___ Provided data ___
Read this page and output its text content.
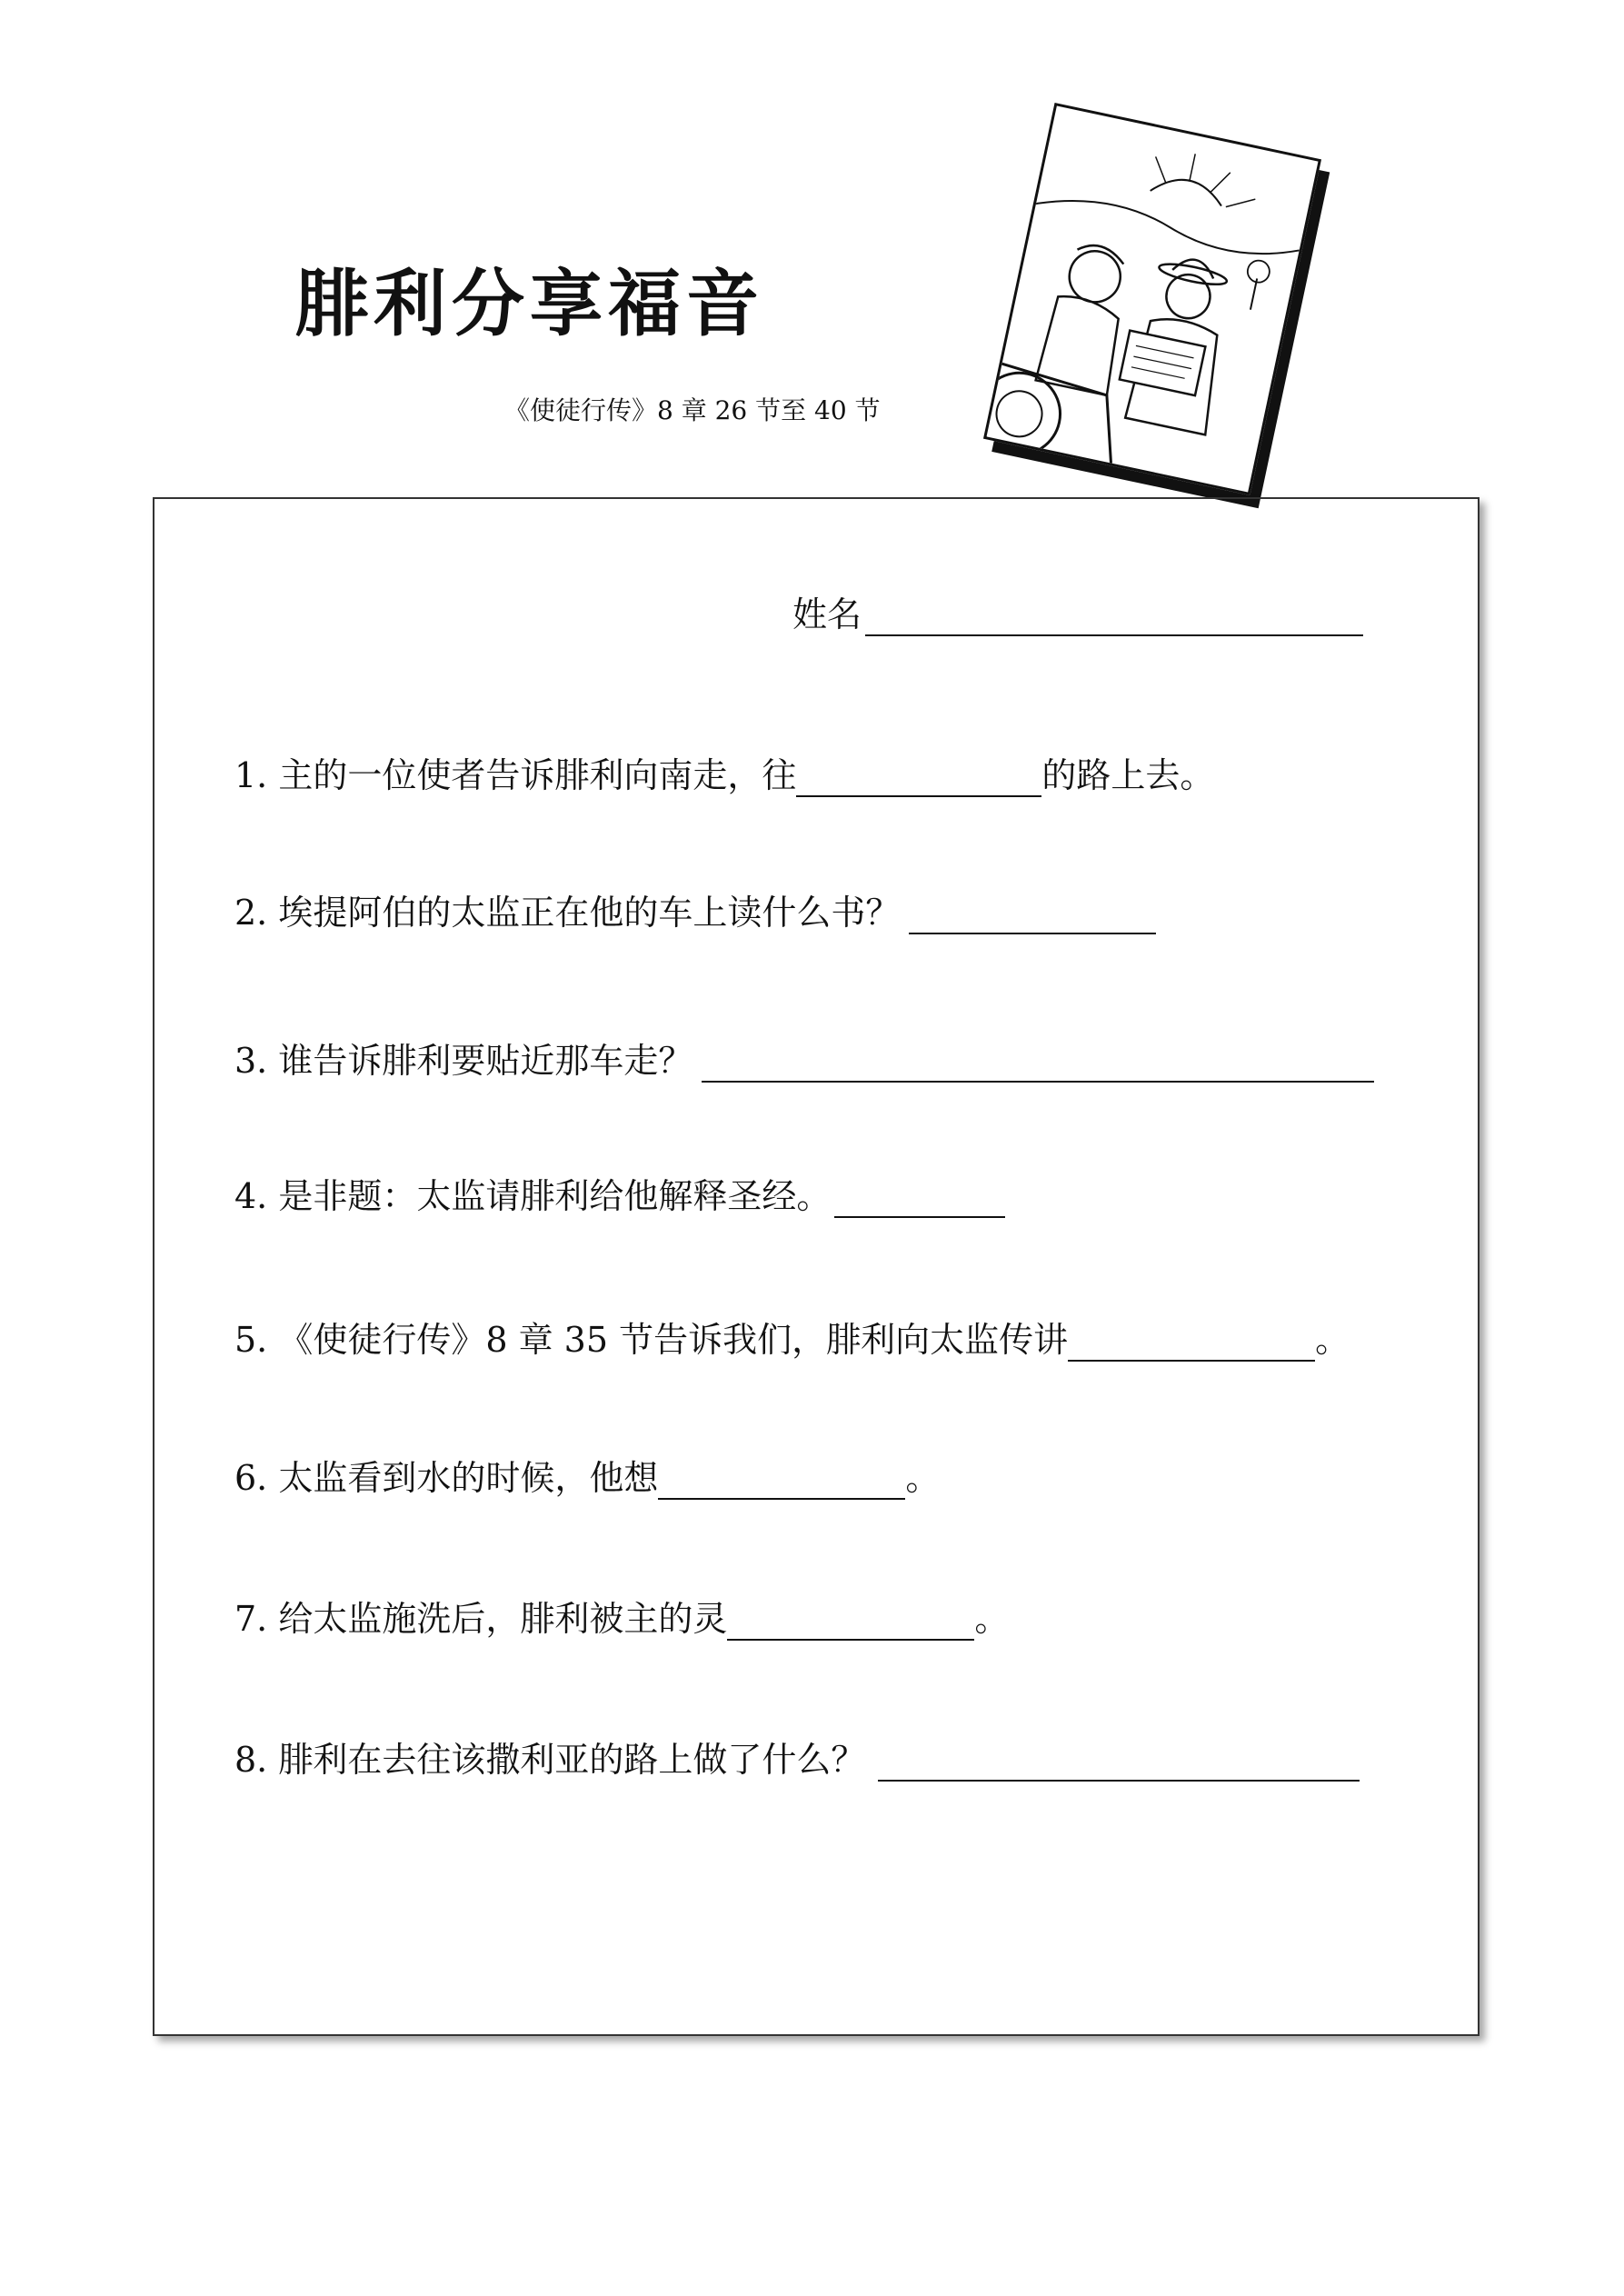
腓利分享福音
《使徒行传》8 章 26 节至 40 节
姓名
1. 主的一位使者告诉腓利向南走，往	的路上去。
2. 埃提阿伯的太监正在他的车上读什么书？
3. 谁告诉腓利要贴近那车走？
4. 是非题：太监请腓利给他解释圣经。
5. 《使徒行传》8 章 35 节告诉我们，腓利向太监传讲	。
6. 太监看到水的时候，他想	。
7. 给太监施洗后，腓利被主的灵	。
8. 腓利在去往该撒利亚的路上做了什么？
___
Extract all lines from the material above that include the word "使徒行传".

## Completed task
《使徒行传》8 章 26 节至 40 节
5. 《使徒行传》8 章 35 节告诉我们，腓利向太监传讲	。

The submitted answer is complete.